* [Written problem]: Restate every line of the material, word for word.

***** Dataset records

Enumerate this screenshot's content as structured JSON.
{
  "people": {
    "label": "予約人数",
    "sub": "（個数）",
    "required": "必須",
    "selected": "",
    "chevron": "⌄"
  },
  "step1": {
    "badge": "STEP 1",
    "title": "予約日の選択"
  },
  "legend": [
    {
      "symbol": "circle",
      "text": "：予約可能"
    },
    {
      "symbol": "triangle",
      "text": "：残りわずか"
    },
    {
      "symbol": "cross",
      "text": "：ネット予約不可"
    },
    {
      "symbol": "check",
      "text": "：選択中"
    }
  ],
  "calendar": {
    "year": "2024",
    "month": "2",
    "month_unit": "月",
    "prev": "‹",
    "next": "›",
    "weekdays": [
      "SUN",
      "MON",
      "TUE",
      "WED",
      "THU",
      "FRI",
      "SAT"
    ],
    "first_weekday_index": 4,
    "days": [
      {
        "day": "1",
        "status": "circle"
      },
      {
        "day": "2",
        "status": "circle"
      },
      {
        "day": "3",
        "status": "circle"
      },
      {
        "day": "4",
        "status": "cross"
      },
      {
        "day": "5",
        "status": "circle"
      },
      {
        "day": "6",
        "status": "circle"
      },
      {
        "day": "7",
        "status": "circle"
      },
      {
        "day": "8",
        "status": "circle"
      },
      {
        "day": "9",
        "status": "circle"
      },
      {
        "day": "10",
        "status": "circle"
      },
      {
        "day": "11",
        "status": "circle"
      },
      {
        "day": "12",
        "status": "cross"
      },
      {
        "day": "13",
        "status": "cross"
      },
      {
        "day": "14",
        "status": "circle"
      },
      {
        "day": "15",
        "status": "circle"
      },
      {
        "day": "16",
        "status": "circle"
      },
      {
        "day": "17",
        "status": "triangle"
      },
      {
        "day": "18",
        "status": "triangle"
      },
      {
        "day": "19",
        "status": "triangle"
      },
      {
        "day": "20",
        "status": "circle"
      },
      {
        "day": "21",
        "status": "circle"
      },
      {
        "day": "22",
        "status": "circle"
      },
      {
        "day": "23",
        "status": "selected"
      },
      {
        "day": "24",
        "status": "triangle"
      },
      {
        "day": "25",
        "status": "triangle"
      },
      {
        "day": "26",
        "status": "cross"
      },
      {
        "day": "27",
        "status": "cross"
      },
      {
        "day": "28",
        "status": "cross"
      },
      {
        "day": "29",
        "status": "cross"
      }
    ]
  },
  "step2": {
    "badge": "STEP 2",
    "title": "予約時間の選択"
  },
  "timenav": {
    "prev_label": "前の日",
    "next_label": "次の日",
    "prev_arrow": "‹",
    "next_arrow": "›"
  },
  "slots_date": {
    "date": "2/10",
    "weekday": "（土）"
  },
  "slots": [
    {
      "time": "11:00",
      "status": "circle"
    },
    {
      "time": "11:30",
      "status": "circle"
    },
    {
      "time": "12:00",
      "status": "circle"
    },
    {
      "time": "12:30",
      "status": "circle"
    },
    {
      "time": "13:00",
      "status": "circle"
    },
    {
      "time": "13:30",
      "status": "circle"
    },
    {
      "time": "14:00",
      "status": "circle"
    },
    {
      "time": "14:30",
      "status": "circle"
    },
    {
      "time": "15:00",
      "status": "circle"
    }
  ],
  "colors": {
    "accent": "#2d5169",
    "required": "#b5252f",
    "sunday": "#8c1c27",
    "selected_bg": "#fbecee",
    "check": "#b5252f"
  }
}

**********

* [Answer to the exercise]:
Enumerate this screenshot's content as structured JSON.
{
  "people": {
    "label": "予約人数",
    "sub": "（個数）",
    "required": "必須",
    "selected": "",
    "chevron": "⌄"
  },
  "step1": {
    "badge": "STEP 1",
    "title": "予約日の選択"
  },
  "legend": [
    {
      "symbol": "circle",
      "text": "：予約可能"
    },
    {
      "symbol": "triangle",
      "text": "：残りわずか"
    },
    {
      "symbol": "cross",
      "text": "：ネット予約不可"
    },
    {
      "symbol": "check",
      "text": "：選択中"
    }
  ],
  "calendar": {
    "year": "2024",
    "month": "2",
    "month_unit": "月",
    "prev": "‹",
    "next": "›",
    "weekdays": [
      "SUN",
      "MON",
      "TUE",
      "WED",
      "THU",
      "FRI",
      "SAT"
    ],
    "first_weekday_index": 4,
    "days": [
      {
        "day": "1",
        "status": "circle"
      },
      {
        "day": "2",
        "status": "circle"
      },
      {
        "day": "3",
        "status": "circle"
      },
      {
        "day": "4",
        "status": "cross"
      },
      {
        "day": "5",
        "status": "circle"
      },
      {
        "day": "6",
        "status": "circle"
      },
      {
        "day": "7",
        "status": "circle"
      },
      {
        "day": "8",
        "status": "circle"
      },
      {
        "day": "9",
        "status": "circle"
      },
      {
        "day": "10",
        "status": "circle"
      },
      {
        "day": "11",
        "status": "circle"
      },
      {
        "day": "12",
        "status": "cross"
      },
      {
        "day": "13",
        "status": "cross"
      },
      {
        "day": "14",
        "status": "circle"
      },
      {
        "day": "15",
        "status": "circle"
      },
      {
        "day": "16",
        "status": "circle"
      },
      {
        "day": "17",
        "status": "triangle"
      },
      {
        "day": "18",
        "status": "triangle"
      },
      {
        "day": "19",
        "status": "triangle"
      },
      {
        "day": "20",
        "status": "circle"
      },
      {
        "day": "21",
        "status": "circle"
      },
      {
        "day": "22",
        "status": "circle"
      },
      {
        "day": "23",
        "status": "selected"
      },
      {
        "day": "24",
        "status": "triangle"
      },
      {
        "day": "25",
        "status": "triangle"
      },
      {
        "day": "26",
        "status": "cross"
      },
      {
        "day": "27",
        "status": "cross"
      },
      {
        "day": "28",
        "status": "cross"
      },
      {
        "day": "29",
        "status": "cross"
      }
    ]
  },
  "step2": {
    "badge": "STEP 2",
    "title": "予約時間の選択"
  },
  "timenav": {
    "prev_label": "前の日",
    "next_label": "次の日",
    "prev_arrow": "‹",
    "next_arrow": "›"
  },
  "slots_date": {
    "date": "2/10",
    "weekday": "（土）"
  },
  "slots": [
    {
      "time": "11:00",
      "status": "circle"
    },
    {
      "time": "11:30",
      "status": "circle"
    },
    {
      "time": "12:00",
      "status": "circle"
    },
    {
      "time": "12:30",
      "status": "circle"
    },
    {
      "time": "13:00",
      "status": "circle"
    },
    {
      "time": "13:30",
      "status": "circle"
    },
    {
      "time": "14:00",
      "status": "circle"
    },
    {
      "time": "14:30",
      "status": "circle"
    },
    {
      "time": "15:00",
      "status": "circle"
    }
  ],
  "colors": {
    "accent": "#2d5169",
    "required": "#b5252f",
    "sunday": "#8c1c27",
    "selected_bg": "#fbecee",
    "check": "#b5252f"
  }
}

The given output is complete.